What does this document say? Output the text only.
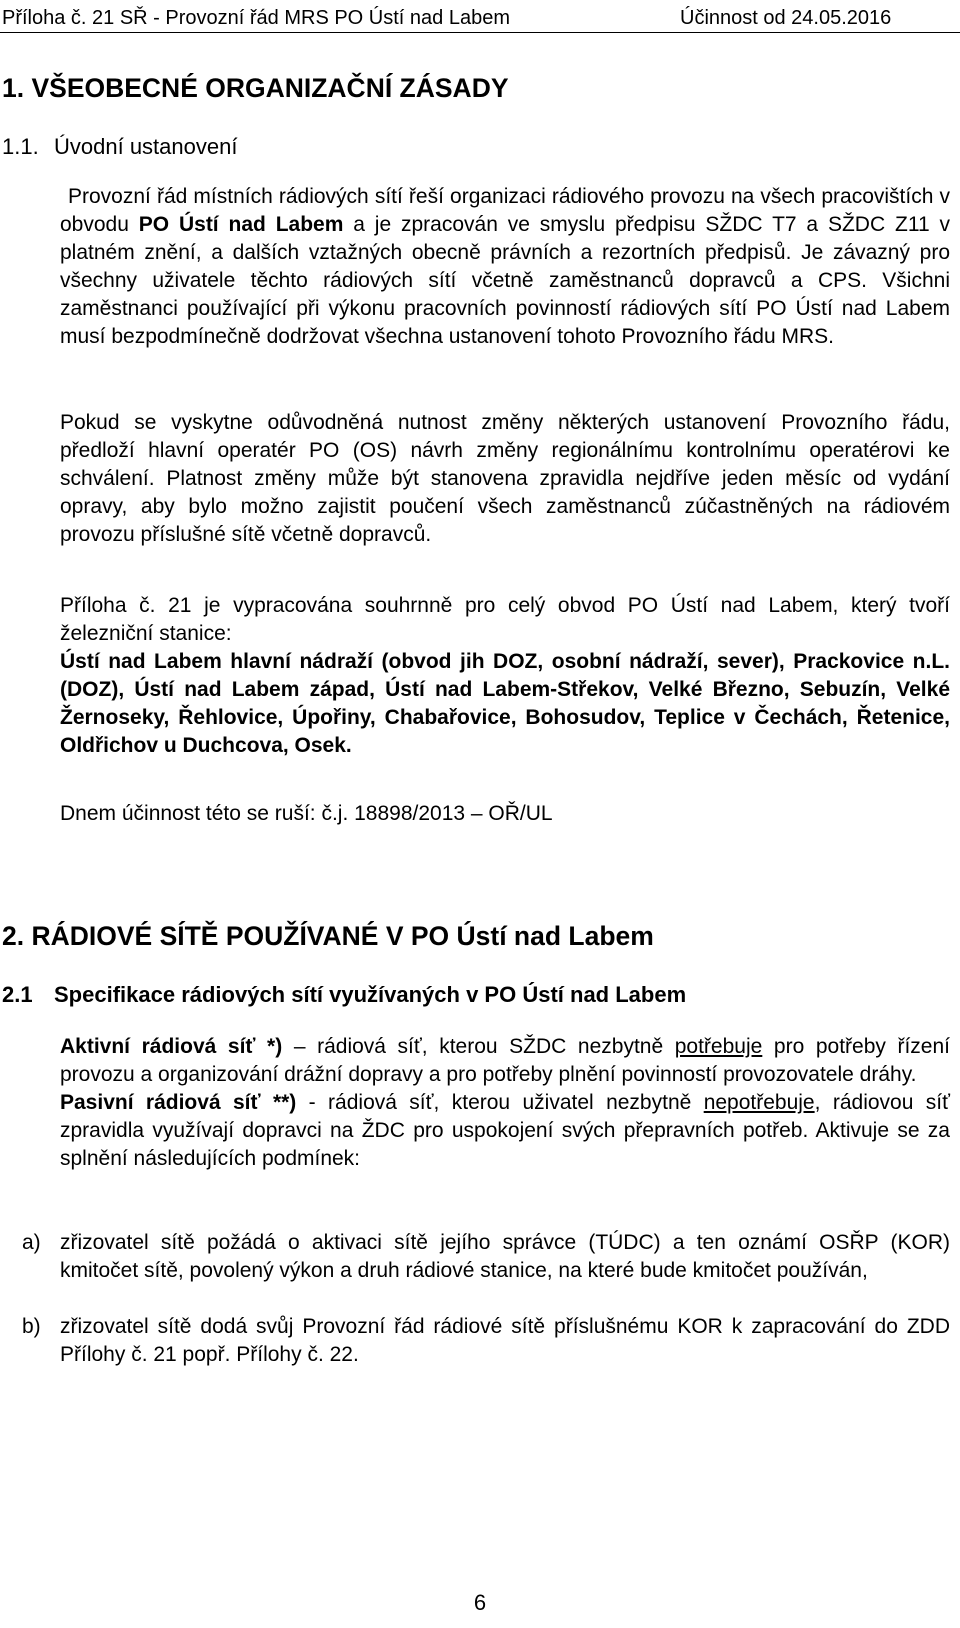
Příloha č. 21 SŘ - Provozní řád MRS PO Ústí nad Labem	Účinnost od 24.05.2016
1. VŠEOBECNÉ ORGANIZAČNÍ ZÁSADY
1.1. Úvodní ustanovení

Provozní řád místních rádiových sítí řeší organizaci rádiového provozu na všech pracovištích v obvodu PO Ústí nad Labem a je zpracován ve smyslu předpisu SŽDC T7 a SŽDC Z11 v platném znění, a dalších vztažných obecně právních a rezortních předpisů. Je závazný pro všechny uživatele těchto rádiových sítí včetně zaměstnanců dopravců a CPS. Všichni zaměstnanci používající při výkonu pracovních povinností rádiových sítí PO Ústí nad Labem musí bezpodmínečně dodržovat všechna ustanovení tohoto Provozního řádu MRS.

Pokud se vyskytne odůvodněná nutnost změny některých ustanovení Provozního řádu, předloží hlavní operatér PO (OS) návrh změny regionálnímu kontrolnímu operatérovi ke schválení. Platnost změny může být stanovena zpravidla nejdříve jeden měsíc od vydání opravy, aby bylo možno zajistit poučení všech zaměstnanců zúčastněných na rádiovém provozu příslušné sítě včetně dopravců.

Příloha č. 21 je vypracována souhrnně pro celý obvod PO Ústí nad Labem, který tvoří železniční stanice:

Ústí nad Labem hlavní nádraží (obvod jih DOZ, osobní nádraží, sever), Prackovice n.L. (DOZ), Ústí nad Labem západ, Ústí nad Labem-Střekov, Velké Březno, Sebuzín, Velké Žernoseky, Řehlovice, Úpořiny, Chabařovice, Bohosudov, Teplice v Čechách, Řetenice, Oldřichov u Duchcova, Osek.

Dnem účinnost této se ruší: č.j. 18898/2013 – OŘ/UL

2. RÁDIOVÉ SÍTĚ POUŽÍVANÉ V PO Ústí nad Labem
2.1 Specifikace rádiových sítí využívaných v PO Ústí nad Labem

Aktivní rádiová síť *) – rádiová síť, kterou SŽDC nezbytně potřebuje pro potřeby řízení provozu a organizování drážní dopravy a pro potřeby plnění povinností provozovatele dráhy.

Pasivní rádiová síť **) - rádiová síť, kterou uživatel nezbytně nepotřebuje, rádiovou síť zpravidla využívají dopravci na ŽDC pro uspokojení svých přepravních potřeb. Aktivuje se za splnění následujících podmínek:

a) zřizovatel sítě požádá o aktivaci sítě jejího správce (TÚDC) a ten oznámí OSŘP (KOR) kmitočet sítě, povolený výkon a druh rádiové stanice, na které bude kmitočet používán,
b) zřizovatel sítě dodá svůj Provozní řád rádiové sítě příslušnému KOR k zapracování do ZDD Přílohy č. 21 popř. Přílohy č. 22.
6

**What this task involves:**
From the listing above, return each line with the word "zpravidla".

**Task response:**
Pokud se vyskytne odůvodněná nutnost změny některých ustanovení Provozního řádu, předloží hlavní operatér PO (OS) návrh změny regionálnímu kontrolnímu operatérovi ke schválení. Platnost změny může být stanovena zpravidla nejdříve jeden měsíc od vydání opravy, aby bylo možno zajistit poučení všech zaměstnanců zúčastněných na rádiovém provozu příslušné sítě včetně dopravců.
Pasivní rádiová síť **) - rádiová síť, kterou uživatel nezbytně nepotřebuje, rádiovou síť zpravidla využívají dopravci na ŽDC pro uspokojení svých přepravních potřeb. Aktivuje se za splnění následujících podmínek:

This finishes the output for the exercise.